Direction -
Images excluded, repeat each entry below exactly.

___ Data entries

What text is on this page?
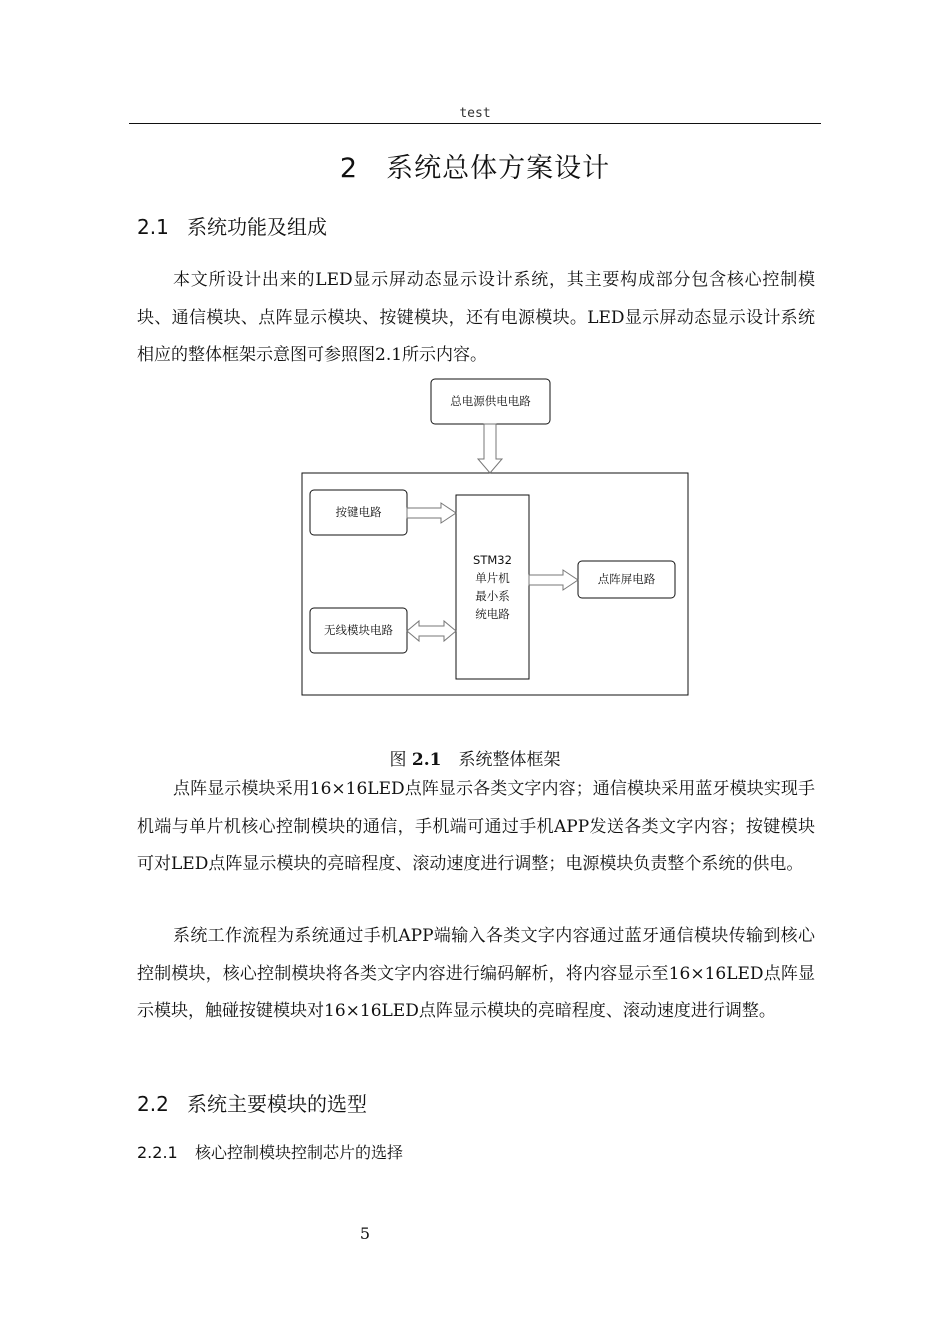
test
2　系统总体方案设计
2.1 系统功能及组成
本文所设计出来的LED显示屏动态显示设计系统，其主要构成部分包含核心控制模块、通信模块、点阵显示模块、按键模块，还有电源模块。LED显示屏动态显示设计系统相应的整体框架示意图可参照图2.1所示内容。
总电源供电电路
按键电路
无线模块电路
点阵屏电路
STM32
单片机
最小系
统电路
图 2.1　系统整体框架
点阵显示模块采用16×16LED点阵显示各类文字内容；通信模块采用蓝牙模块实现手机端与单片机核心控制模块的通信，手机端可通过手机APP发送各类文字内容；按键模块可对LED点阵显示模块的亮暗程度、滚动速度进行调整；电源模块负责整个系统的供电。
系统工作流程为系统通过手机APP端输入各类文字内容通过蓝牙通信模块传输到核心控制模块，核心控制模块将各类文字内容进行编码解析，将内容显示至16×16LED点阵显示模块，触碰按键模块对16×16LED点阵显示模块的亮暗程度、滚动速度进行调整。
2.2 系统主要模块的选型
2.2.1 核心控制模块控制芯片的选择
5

______

Solution to this exercise -
What text is on this page?
test
2　系统总体方案设计
2.1 系统功能及组成
本文所设计出来的LED显示屏动态显示设计系统，其主要构成部分包含核心控制模块、通信模块、点阵显示模块、按键模块，还有电源模块。LED显示屏动态显示设计系统相应的整体框架示意图可参照图2.1所示内容。
总电源供电电路
按键电路
无线模块电路
点阵屏电路
STM32
单片机
最小系
统电路
图 2.1　系统整体框架
点阵显示模块采用16×16LED点阵显示各类文字内容；通信模块采用蓝牙模块实现手机端与单片机核心控制模块的通信，手机端可通过手机APP发送各类文字内容；按键模块可对LED点阵显示模块的亮暗程度、滚动速度进行调整；电源模块负责整个系统的供电。
系统工作流程为系统通过手机APP端输入各类文字内容通过蓝牙通信模块传输到核心控制模块，核心控制模块将各类文字内容进行编码解析，将内容显示至16×16LED点阵显示模块，触碰按键模块对16×16LED点阵显示模块的亮暗程度、滚动速度进行调整。
2.2 系统主要模块的选型
2.2.1 核心控制模块控制芯片的选择
5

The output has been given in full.